--- Work request ---
The pictures must be left out, while the rest of the data is copied exactly.

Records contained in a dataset
__________________________________________________
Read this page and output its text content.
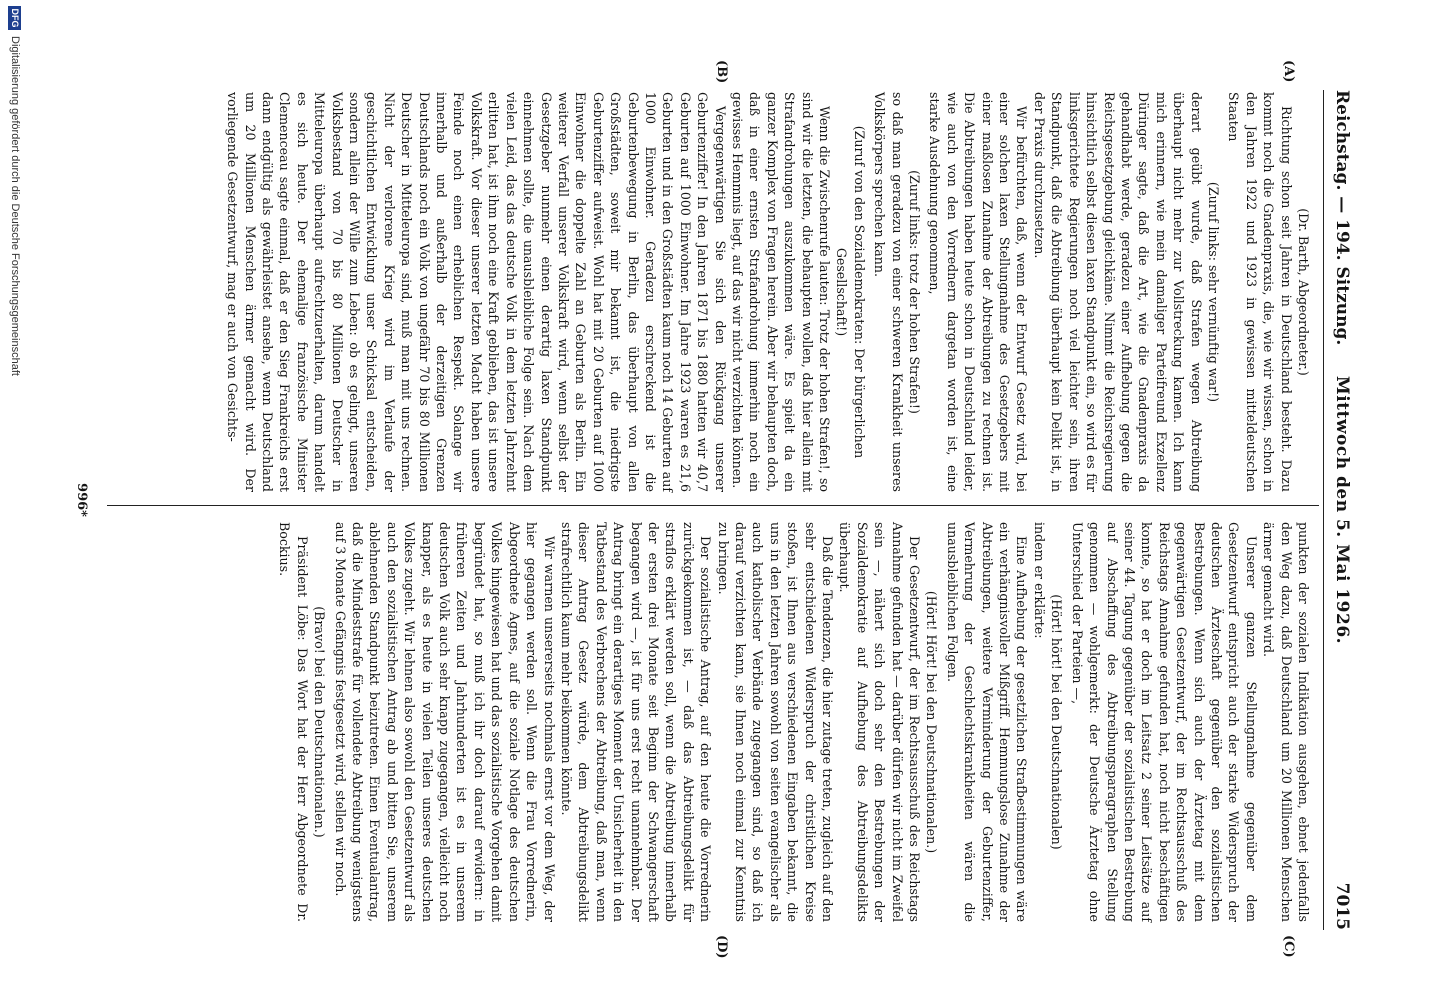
Reichstag. — 194. Sitzung.
Mittwoch den 5. Mai 1926.
7015
(A)
(B)
(C)
(D)

(Dr. Barth, Abgeordneter.)

Richtung schon seit Jahren in Deutschland besteht. Dazu kommt noch die Gnadenpraxis, die, wie wir wissen, schon in den Jahren 1922 und 1923 in gewissen mitteldeutschen Staaten

(Zuruf links: sehr vernünftig war!)

derart geübt wurde, daß Strafen wegen Abtreibung überhaupt nicht mehr zur Vollstreckung kamen. Ich kann mich erinnern, wie mein damaliger Parteifreund Exzellenz Düringer sagte, daß die Art, wie die Gnadenpraxis da gehandhabt werde, geradezu einer Aufhebung gegen die Reichsgesetzgebung gleichkäme. Nimmt die Reichsregierung hinsichtlich selbst diesen laxen Standpunkt ein, so wird es für linksgerichtete Regierungen noch viel leichter sein, ihren Standpunkt, daß die Abtreibung überhaupt kein Delikt ist, in der Praxis durchzusetzen.

Wir befürchten, daß, wenn der Entwurf Gesetz wird, bei einer solchen laxen Stellungnahme des Gesetzgebers mit einer maßlosen Zunahme der Abtreibungen zu rechnen ist. Die Abtreibungen haben heute schon in Deutschland leider, wie auch von den Vorrednern dargetan worden ist, eine starke Ausdehnung genommen,

(Zuruf links: trotz der hohen Strafen!)

so daß man geradezu von einer schweren Krankheit unseres Volkskörpers sprechen kann.

(Zuruf von den Sozialdemokraten: Der bürgerlichen Gesellschaft!)

Wenn die Zwischenrufe lauten: Trotz der hohen Strafen!, so sind wir die letzten, die behaupten wollen, daß hier allein mit Strafandrohungen auszukommen wäre. Es spielt da ein ganzer Komplex von Fragen herein. Aber wir behaupten doch, daß in einer ernsten Strafandrohung immerhin noch ein gewisses Hemmnis liegt, auf das wir nicht verzichten können.

Vergegenwärtigen Sie sich den Rückgang unserer Geburtenziffer! In den Jahren 1871 bis 1880 hatten wir 40,7 Geburten auf 1000 Einwohner. Im Jahre 1923 waren es 21,6 Geburten und in den Großstädten kaum noch 14 Geburten auf 1000 Einwohner. Geradezu erschreckend ist die Geburtenbewegung in Berlin, das überhaupt von allen Großstädten, soweit mir bekannt ist, die niedrigste Geburtenziffer aufweist. Wohl hat mit 20 Geburten auf 1000 Einwohner die doppelte Zahl an Geburten als Berlin. Ein weiterer Verfall unserer Volkskraft wird, wenn selbst der Gesetzgeber nunmehr einen derartig laxen Standpunkt einnehmen sollte, die unausbleibliche Folge sein. Nach dem vielen Leid, das das deutsche Volk in dem letzten Jahrzehnt erlitten hat, ist ihm noch eine Kraft geblieben, das ist unsere Volkskraft. Vor dieser unserer letzten Macht haben unsere Feinde noch einen erheblichen Respekt. Solange wir innerhalb und außerhalb der derzeitigen Grenzen Deutschlands noch ein Volk von ungefähr 70 bis 80 Millionen Deutscher in Mitteleuropa sind, muß man mit uns rechnen. Nicht der verlorene Krieg wird im Verlaufe der geschichtlichen Entwicklung unser Schicksal entscheiden, sondern allein der Wille zum Leben: ob es gelingt, unseren Volksbestand von 70 bis 80 Millionen Deutscher in Mitteleuropa überhaupt aufrechtzuerhalten, darum handelt es sich heute. Der ehemalige französische Minister Clemenceau sagte einmal, daß er den Sieg Frankreichs erst dann endgültig als gewährleistet ansehe, wenn Deutschland um 20 Millionen Menschen ärmer gemacht wird. Der vorliegende Gesetzentwurf, mag er auch von Gesichts-

punkten der sozialen Indikation ausgehen, ebnet jedenfalls den Weg dazu, daß Deutschland um 20 Millionen Menschen ärmer gemacht wird.

Unserer ganzen Stellungnahme gegenüber dem Gesetzentwurf entspricht auch der starke Widerspruch der deutschen Ärzteschaft gegenüber den sozialistischen Bestrebungen. Wenn sich auch der Ärztetag mit dem gegenwärtigen Gesetzentwurf, der im Rechtsausschuß des Reichstags Annahme gefunden hat, noch nicht beschäftigen konnte, so hat er doch im Leitsatz 2 seiner Leitsätze auf seiner 44. Tagung gegenüber der sozialistischen Bestrebung auf Abschaffung des Abtreibungsparagraphen Stellung genommen — wohlgemerkt: der Deutsche Ärztetag ohne Unterschied der Parteien —,

(Hört! hört! bei den Deutschnationalen)

indem er erklärte:

Eine Aufhebung der gesetzlichen Strafbestimmungen wäre ein verhängnisvoller Mißgriff. Hemmungslose Zunahme der Abtreibungen, weitere Verminderung der Geburtenziffer, Vermehrung der Geschlechtskrankheiten wären die unausbleiblichen Folgen.

(Hört! Hört! bei den Deutschnationalen.)

Der Gesetzentwurf, der im Rechtsausschuß des Reichstags Annahme gefunden hat — darüber dürfen wir nicht im Zweifel sein —, nähert sich doch sehr den Bestrebungen der Sozialdemokratie auf Aufhebung des Abtreibungsdelikts überhaupt.

Daß die Tendenzen, die hier zutage treten, zugleich auf den sehr entschiedenen Widerspruch der christlichen Kreise stoßen, ist Ihnen aus verschiedenen Eingaben bekannt, die uns in den letzten Jahren sowohl von seiten evangelischer als auch katholischer Verbände zugegangen sind, so daß ich darauf verzichten kann, sie Ihnen noch einmal zur Kenntnis zu bringen.

Der sozialistische Antrag, auf den heute die Vorrednerin zurückgekommen ist, — daß das Abtreibungsdelikt für straflos erklärt werden soll, wenn die Abtreibung innerhalb der ersten drei Monate seit Beginn der Schwangerschaft begangen wird —, ist für uns erst recht unannehmbar. Der Antrag bringt ein derartiges Moment der Unsicherheit in den Tatbestand des Verbrechens der Abtreibung, daß man, wenn dieser Antrag Gesetz würde, dem Abtreibungsdelikt strafrechtlich kaum mehr beikommen könnte.

Wir warnen unsererseits nochmals ernst vor dem Weg, der hier gegangen werden soll. Wenn die Frau Vorrednerin, Abgeordnete Agnes, auf die soziale Notlage des deutschen Volkes hingewiesen hat und das sozialistische Vorgehen damit begründet hat, so muß ich ihr doch darauf erwidern: in früheren Zeiten und Jahrhunderten ist es in unserem deutschen Volk auch sehr knapp zugegangen, vielleicht noch knapper, als es heute in vielen Teilen unseres deutschen Volkes zugeht. Wir lehnen also sowohl den Gesetzentwurf als auch den sozialistischen Antrag ab und bitten Sie, unserem ablehnenden Standpunkt beizutreten. Einen Eventualantrag, daß die Mindeststrafe für vollendete Abtreibung wenigstens auf 3 Monate Gefängnis festgesetzt wird, stellen wir noch.

(Bravo! bei den Deutschnationalen.)

Präsident Löbe: Das Wort hat der Herr Abgeordnete Dr. Bockius.

996*
DFG
Digitalisierung gefördert durch die Deutsche Forschungsgemeinschaft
__________________________________________________
--- Reply to the task ---
Read this page and output its text content.
Reichstag. — 194. Sitzung.
Mittwoch den 5. Mai 1926.
7015
(A)
(B)
(C)
(D)

(Dr. Barth, Abgeordneter.)

Richtung schon seit Jahren in Deutschland besteht. Dazu kommt noch die Gnadenpraxis, die, wie wir wissen, schon in den Jahren 1922 und 1923 in gewissen mitteldeutschen Staaten

(Zuruf links: sehr vernünftig war!)

derart geübt wurde, daß Strafen wegen Abtreibung überhaupt nicht mehr zur Vollstreckung kamen. Ich kann mich erinnern, wie mein damaliger Parteifreund Exzellenz Düringer sagte, daß die Art, wie die Gnadenpraxis da gehandhabt werde, geradezu einer Aufhebung gegen die Reichsgesetzgebung gleichkäme. Nimmt die Reichsregierung hinsichtlich selbst diesen laxen Standpunkt ein, so wird es für linksgerichtete Regierungen noch viel leichter sein, ihren Standpunkt, daß die Abtreibung überhaupt kein Delikt ist, in der Praxis durchzusetzen.

Wir befürchten, daß, wenn der Entwurf Gesetz wird, bei einer solchen laxen Stellungnahme des Gesetzgebers mit einer maßlosen Zunahme der Abtreibungen zu rechnen ist. Die Abtreibungen haben heute schon in Deutschland leider, wie auch von den Vorrednern dargetan worden ist, eine starke Ausdehnung genommen,

(Zuruf links: trotz der hohen Strafen!)

so daß man geradezu von einer schweren Krankheit unseres Volkskörpers sprechen kann.

(Zuruf von den Sozialdemokraten: Der bürgerlichen Gesellschaft!)

Wenn die Zwischenrufe lauten: Trotz der hohen Strafen!, so sind wir die letzten, die behaupten wollen, daß hier allein mit Strafandrohungen auszukommen wäre. Es spielt da ein ganzer Komplex von Fragen herein. Aber wir behaupten doch, daß in einer ernsten Strafandrohung immerhin noch ein gewisses Hemmnis liegt, auf das wir nicht verzichten können.

Vergegenwärtigen Sie sich den Rückgang unserer Geburtenziffer! In den Jahren 1871 bis 1880 hatten wir 40,7 Geburten auf 1000 Einwohner. Im Jahre 1923 waren es 21,6 Geburten und in den Großstädten kaum noch 14 Geburten auf 1000 Einwohner. Geradezu erschreckend ist die Geburtenbewegung in Berlin, das überhaupt von allen Großstädten, soweit mir bekannt ist, die niedrigste Geburtenziffer aufweist. Wohl hat mit 20 Geburten auf 1000 Einwohner die doppelte Zahl an Geburten als Berlin. Ein weiterer Verfall unserer Volkskraft wird, wenn selbst der Gesetzgeber nunmehr einen derartig laxen Standpunkt einnehmen sollte, die unausbleibliche Folge sein. Nach dem vielen Leid, das das deutsche Volk in dem letzten Jahrzehnt erlitten hat, ist ihm noch eine Kraft geblieben, das ist unsere Volkskraft. Vor dieser unserer letzten Macht haben unsere Feinde noch einen erheblichen Respekt. Solange wir innerhalb und außerhalb der derzeitigen Grenzen Deutschlands noch ein Volk von ungefähr 70 bis 80 Millionen Deutscher in Mitteleuropa sind, muß man mit uns rechnen. Nicht der verlorene Krieg wird im Verlaufe der geschichtlichen Entwicklung unser Schicksal entscheiden, sondern allein der Wille zum Leben: ob es gelingt, unseren Volksbestand von 70 bis 80 Millionen Deutscher in Mitteleuropa überhaupt aufrechtzuerhalten, darum handelt es sich heute. Der ehemalige französische Minister Clemenceau sagte einmal, daß er den Sieg Frankreichs erst dann endgültig als gewährleistet ansehe, wenn Deutschland um 20 Millionen Menschen ärmer gemacht wird. Der vorliegende Gesetzentwurf, mag er auch von Gesichts-

punkten der sozialen Indikation ausgehen, ebnet jedenfalls den Weg dazu, daß Deutschland um 20 Millionen Menschen ärmer gemacht wird.

Unserer ganzen Stellungnahme gegenüber dem Gesetzentwurf entspricht auch der starke Widerspruch der deutschen Ärzteschaft gegenüber den sozialistischen Bestrebungen. Wenn sich auch der Ärztetag mit dem gegenwärtigen Gesetzentwurf, der im Rechtsausschuß des Reichstags Annahme gefunden hat, noch nicht beschäftigen konnte, so hat er doch im Leitsatz 2 seiner Leitsätze auf seiner 44. Tagung gegenüber der sozialistischen Bestrebung auf Abschaffung des Abtreibungsparagraphen Stellung genommen — wohlgemerkt: der Deutsche Ärztetag ohne Unterschied der Parteien —,

(Hört! hört! bei den Deutschnationalen)

indem er erklärte:

Eine Aufhebung der gesetzlichen Strafbestimmungen wäre ein verhängnisvoller Mißgriff. Hemmungslose Zunahme der Abtreibungen, weitere Verminderung der Geburtenziffer, Vermehrung der Geschlechtskrankheiten wären die unausbleiblichen Folgen.

(Hört! Hört! bei den Deutschnationalen.)

Der Gesetzentwurf, der im Rechtsausschuß des Reichstags Annahme gefunden hat — darüber dürfen wir nicht im Zweifel sein —, nähert sich doch sehr den Bestrebungen der Sozialdemokratie auf Aufhebung des Abtreibungsdelikts überhaupt.

Daß die Tendenzen, die hier zutage treten, zugleich auf den sehr entschiedenen Widerspruch der christlichen Kreise stoßen, ist Ihnen aus verschiedenen Eingaben bekannt, die uns in den letzten Jahren sowohl von seiten evangelischer als auch katholischer Verbände zugegangen sind, so daß ich darauf verzichten kann, sie Ihnen noch einmal zur Kenntnis zu bringen.

Der sozialistische Antrag, auf den heute die Vorrednerin zurückgekommen ist, — daß das Abtreibungsdelikt für straflos erklärt werden soll, wenn die Abtreibung innerhalb der ersten drei Monate seit Beginn der Schwangerschaft begangen wird —, ist für uns erst recht unannehmbar. Der Antrag bringt ein derartiges Moment der Unsicherheit in den Tatbestand des Verbrechens der Abtreibung, daß man, wenn dieser Antrag Gesetz würde, dem Abtreibungsdelikt strafrechtlich kaum mehr beikommen könnte.

Wir warnen unsererseits nochmals ernst vor dem Weg, der hier gegangen werden soll. Wenn die Frau Vorrednerin, Abgeordnete Agnes, auf die soziale Notlage des deutschen Volkes hingewiesen hat und das sozialistische Vorgehen damit begründet hat, so muß ich ihr doch darauf erwidern: in früheren Zeiten und Jahrhunderten ist es in unserem deutschen Volk auch sehr knapp zugegangen, vielleicht noch knapper, als es heute in vielen Teilen unseres deutschen Volkes zugeht. Wir lehnen also sowohl den Gesetzentwurf als auch den sozialistischen Antrag ab und bitten Sie, unserem ablehnenden Standpunkt beizutreten. Einen Eventualantrag, daß die Mindeststrafe für vollendete Abtreibung wenigstens auf 3 Monate Gefängnis festgesetzt wird, stellen wir noch.

(Bravo! bei den Deutschnationalen.)

Präsident Löbe: Das Wort hat der Herr Abgeordnete Dr. Bockius.

996*
DFG
Digitalisierung gefördert durch die Deutsche Forschungsgemeinschaft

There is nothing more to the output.